== TASK GOAL ==
Reproduce each line bearing the word "Фьючерсы".

== RECORDS SUPPLIED ==
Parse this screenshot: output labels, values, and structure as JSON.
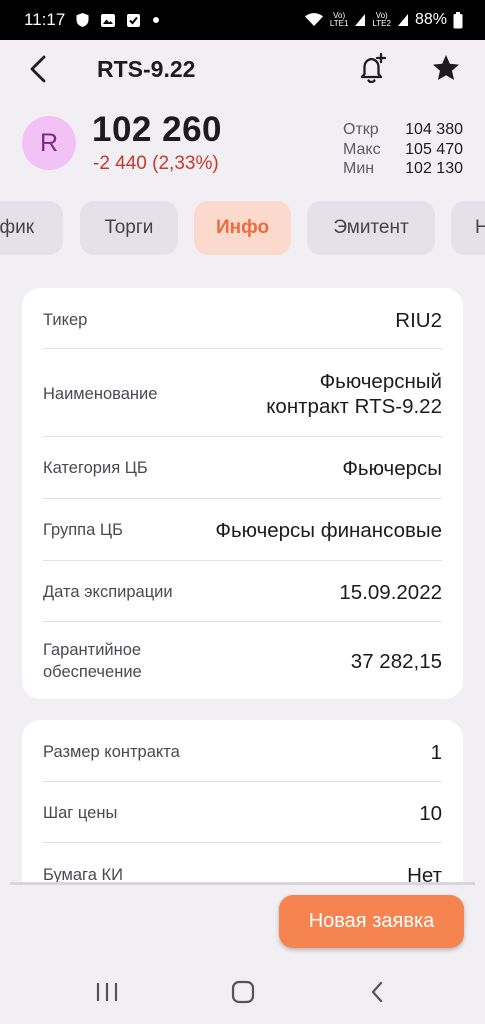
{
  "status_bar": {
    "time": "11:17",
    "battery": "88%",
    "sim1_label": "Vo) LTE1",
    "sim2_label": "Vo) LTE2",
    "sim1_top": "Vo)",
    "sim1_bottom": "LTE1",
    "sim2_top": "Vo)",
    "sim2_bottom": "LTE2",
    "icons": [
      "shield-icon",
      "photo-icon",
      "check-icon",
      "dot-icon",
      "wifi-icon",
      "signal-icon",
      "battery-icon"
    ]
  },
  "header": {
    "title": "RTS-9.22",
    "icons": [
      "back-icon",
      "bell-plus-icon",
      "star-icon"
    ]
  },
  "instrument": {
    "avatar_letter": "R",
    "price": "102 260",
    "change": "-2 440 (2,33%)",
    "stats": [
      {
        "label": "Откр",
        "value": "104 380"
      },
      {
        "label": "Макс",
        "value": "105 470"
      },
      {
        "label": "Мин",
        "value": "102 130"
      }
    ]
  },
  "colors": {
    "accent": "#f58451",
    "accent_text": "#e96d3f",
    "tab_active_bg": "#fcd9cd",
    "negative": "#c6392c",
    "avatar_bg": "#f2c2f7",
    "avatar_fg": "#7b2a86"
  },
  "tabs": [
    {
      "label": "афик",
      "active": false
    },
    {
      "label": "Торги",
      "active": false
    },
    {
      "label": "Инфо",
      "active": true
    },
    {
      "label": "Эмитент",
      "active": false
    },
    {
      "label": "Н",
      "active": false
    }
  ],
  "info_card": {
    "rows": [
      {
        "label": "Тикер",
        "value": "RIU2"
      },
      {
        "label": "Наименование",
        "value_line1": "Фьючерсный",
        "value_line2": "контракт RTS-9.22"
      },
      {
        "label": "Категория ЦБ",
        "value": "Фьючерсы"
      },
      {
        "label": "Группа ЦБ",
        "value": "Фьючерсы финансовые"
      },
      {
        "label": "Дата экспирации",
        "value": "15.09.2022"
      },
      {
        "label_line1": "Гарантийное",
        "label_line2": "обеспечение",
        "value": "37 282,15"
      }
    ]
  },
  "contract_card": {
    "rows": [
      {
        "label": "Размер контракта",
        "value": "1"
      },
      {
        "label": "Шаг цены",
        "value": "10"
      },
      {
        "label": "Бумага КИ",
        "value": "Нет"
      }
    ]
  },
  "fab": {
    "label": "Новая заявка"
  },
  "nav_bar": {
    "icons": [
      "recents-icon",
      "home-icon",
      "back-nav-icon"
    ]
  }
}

== EXPECTED ANSWER ==
        "value": "Фьючерсы"
        "value": "Фьючерсы финансовые"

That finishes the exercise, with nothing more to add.